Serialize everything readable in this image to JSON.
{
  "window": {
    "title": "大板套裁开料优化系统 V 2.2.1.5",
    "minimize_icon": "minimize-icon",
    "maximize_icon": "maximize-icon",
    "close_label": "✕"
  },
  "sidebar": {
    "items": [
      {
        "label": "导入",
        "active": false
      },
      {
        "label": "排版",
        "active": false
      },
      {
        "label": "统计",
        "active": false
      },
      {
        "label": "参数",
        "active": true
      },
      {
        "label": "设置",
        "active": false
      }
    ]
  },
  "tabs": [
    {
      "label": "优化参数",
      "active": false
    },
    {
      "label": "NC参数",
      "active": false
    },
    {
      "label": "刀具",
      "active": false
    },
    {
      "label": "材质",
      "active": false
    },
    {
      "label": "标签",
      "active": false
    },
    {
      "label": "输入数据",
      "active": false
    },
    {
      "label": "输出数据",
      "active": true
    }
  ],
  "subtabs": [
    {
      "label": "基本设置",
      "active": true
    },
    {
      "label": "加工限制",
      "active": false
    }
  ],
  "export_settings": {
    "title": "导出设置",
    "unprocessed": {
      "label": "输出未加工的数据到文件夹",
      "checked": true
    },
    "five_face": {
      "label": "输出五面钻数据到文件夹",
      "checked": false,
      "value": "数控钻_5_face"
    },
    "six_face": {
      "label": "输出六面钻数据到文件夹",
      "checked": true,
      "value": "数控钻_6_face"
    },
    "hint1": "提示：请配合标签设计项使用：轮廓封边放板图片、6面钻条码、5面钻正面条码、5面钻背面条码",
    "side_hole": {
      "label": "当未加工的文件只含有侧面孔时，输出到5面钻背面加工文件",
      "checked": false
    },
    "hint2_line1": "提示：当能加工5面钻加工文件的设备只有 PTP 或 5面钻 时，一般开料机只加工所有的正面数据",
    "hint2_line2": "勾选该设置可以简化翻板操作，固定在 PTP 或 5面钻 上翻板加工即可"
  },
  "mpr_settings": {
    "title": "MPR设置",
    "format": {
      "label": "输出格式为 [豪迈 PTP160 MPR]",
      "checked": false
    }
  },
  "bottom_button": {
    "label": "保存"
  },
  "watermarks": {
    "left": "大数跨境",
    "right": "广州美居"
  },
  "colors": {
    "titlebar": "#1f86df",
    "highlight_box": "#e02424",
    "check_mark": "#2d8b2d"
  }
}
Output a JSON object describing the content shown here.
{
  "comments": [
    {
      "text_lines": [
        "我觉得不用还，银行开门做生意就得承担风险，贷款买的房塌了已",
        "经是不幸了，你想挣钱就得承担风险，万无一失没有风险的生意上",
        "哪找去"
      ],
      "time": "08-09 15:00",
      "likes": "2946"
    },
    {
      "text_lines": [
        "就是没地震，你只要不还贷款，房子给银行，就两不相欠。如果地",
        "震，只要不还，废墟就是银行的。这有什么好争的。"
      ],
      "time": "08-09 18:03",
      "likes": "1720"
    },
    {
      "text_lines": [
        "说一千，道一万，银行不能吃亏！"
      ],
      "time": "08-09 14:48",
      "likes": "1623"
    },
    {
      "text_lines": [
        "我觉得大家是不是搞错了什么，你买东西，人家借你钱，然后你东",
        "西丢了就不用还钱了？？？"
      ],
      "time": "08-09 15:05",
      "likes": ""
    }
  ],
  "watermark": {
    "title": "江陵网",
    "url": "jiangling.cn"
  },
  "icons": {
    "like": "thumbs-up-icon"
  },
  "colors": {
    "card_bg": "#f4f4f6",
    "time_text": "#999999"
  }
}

_ _ _ _ _

_BRIEF_. Work out how many lines of the material above contain the word "true", then give only that figure.

_ANSWER TO THE PROBLEM_. 5